-- start RECORDS FOR THIS TASK --

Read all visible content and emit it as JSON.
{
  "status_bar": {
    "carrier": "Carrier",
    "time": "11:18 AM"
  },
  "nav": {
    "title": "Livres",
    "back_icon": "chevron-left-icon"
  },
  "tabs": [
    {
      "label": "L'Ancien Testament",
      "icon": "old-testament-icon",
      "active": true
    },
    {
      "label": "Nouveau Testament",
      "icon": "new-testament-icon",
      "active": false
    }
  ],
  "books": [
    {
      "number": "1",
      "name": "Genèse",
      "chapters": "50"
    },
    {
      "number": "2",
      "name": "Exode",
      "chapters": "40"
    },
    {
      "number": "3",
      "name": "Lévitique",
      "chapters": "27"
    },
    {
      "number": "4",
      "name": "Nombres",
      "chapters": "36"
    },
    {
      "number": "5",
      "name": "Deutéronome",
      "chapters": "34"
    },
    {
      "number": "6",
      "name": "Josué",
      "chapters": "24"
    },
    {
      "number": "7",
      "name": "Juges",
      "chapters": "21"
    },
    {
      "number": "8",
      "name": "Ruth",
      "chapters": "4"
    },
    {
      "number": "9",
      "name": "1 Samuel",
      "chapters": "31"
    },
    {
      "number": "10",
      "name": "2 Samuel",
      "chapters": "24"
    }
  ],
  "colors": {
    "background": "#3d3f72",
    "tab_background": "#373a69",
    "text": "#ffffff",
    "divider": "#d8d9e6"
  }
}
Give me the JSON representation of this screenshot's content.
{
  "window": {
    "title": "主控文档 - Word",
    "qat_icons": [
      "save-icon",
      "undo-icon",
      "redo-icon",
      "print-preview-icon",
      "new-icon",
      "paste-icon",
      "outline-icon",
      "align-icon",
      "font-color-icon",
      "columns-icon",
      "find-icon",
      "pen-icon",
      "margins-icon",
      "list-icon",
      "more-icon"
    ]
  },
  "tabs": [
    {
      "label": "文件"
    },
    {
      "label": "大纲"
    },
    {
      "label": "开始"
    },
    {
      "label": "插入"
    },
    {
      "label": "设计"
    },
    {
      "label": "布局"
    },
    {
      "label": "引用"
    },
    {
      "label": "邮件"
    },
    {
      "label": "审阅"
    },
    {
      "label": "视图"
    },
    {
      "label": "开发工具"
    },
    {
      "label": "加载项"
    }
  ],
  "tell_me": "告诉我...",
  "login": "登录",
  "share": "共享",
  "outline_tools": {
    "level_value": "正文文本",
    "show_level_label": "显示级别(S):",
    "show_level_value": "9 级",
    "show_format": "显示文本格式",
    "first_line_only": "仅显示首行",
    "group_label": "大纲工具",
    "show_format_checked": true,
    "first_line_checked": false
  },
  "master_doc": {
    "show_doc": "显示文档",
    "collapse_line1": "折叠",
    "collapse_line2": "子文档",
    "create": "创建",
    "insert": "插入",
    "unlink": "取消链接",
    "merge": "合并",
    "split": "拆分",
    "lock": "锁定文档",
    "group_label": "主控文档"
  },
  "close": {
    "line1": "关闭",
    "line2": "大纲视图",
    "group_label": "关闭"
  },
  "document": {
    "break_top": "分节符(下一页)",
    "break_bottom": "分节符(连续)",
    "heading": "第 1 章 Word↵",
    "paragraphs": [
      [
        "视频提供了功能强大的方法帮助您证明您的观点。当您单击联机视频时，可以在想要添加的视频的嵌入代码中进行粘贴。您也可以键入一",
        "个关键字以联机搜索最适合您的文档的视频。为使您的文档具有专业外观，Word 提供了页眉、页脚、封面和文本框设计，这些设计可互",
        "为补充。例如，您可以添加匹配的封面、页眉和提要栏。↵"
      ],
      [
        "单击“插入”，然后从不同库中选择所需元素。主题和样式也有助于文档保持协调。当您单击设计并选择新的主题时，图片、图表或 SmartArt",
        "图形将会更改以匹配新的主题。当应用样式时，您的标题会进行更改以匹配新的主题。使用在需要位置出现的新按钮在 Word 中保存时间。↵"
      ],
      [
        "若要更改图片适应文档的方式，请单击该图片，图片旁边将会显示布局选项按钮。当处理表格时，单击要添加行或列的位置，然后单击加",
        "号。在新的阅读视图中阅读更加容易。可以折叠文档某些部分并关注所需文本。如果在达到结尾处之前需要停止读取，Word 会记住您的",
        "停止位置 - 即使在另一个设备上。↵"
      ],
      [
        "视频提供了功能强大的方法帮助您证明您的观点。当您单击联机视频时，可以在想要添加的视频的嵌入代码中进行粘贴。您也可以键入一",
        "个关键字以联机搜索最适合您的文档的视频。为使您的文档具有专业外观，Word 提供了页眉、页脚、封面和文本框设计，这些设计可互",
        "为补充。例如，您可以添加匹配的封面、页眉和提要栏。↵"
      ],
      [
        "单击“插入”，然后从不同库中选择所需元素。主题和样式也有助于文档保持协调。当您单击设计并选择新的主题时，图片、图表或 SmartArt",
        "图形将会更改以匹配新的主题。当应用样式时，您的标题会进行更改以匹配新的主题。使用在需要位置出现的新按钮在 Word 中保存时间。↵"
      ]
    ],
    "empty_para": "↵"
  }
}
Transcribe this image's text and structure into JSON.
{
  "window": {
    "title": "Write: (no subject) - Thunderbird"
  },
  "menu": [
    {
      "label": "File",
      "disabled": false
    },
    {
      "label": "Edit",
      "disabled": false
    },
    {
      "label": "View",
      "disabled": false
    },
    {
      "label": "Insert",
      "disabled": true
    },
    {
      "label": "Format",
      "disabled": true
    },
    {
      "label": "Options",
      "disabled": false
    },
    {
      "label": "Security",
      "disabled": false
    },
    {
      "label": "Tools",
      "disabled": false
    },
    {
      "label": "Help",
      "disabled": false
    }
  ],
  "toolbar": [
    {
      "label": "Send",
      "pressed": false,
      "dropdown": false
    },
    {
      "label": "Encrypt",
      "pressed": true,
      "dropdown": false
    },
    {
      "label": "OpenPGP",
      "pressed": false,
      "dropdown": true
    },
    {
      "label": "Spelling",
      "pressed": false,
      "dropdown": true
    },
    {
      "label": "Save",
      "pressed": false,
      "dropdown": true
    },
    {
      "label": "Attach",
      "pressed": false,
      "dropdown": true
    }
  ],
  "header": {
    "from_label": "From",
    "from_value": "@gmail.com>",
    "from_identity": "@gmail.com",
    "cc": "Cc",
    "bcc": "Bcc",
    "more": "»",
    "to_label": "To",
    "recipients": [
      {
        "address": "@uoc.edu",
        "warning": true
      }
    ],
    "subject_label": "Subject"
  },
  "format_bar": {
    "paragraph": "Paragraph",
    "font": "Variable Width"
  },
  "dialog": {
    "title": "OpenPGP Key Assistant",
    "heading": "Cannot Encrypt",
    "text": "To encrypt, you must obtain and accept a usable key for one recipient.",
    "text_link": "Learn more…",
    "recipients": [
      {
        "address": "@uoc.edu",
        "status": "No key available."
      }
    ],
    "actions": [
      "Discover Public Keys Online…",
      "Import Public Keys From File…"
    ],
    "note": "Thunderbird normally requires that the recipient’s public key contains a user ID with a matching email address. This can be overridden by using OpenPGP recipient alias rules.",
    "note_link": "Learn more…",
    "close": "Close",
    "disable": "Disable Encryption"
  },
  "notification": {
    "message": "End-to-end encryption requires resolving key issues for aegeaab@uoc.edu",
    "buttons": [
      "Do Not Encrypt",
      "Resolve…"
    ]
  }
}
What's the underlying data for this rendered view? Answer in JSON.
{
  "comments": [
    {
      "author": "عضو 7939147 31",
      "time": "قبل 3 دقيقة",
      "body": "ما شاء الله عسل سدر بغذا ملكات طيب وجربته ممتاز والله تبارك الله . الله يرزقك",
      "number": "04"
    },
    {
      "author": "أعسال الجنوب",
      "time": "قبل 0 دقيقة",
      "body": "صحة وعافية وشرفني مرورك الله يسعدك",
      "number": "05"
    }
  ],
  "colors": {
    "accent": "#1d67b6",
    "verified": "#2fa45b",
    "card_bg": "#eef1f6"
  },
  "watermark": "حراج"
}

-- end RECORDS FOR THIS TASK --

▶ _INSTRUCTIONS FOR THE TASK_: Look through the material and copy each line that has "File".

▶ _SOLVED EXERCISE_:
      "label": "File",
      "Import Public Keys From File…"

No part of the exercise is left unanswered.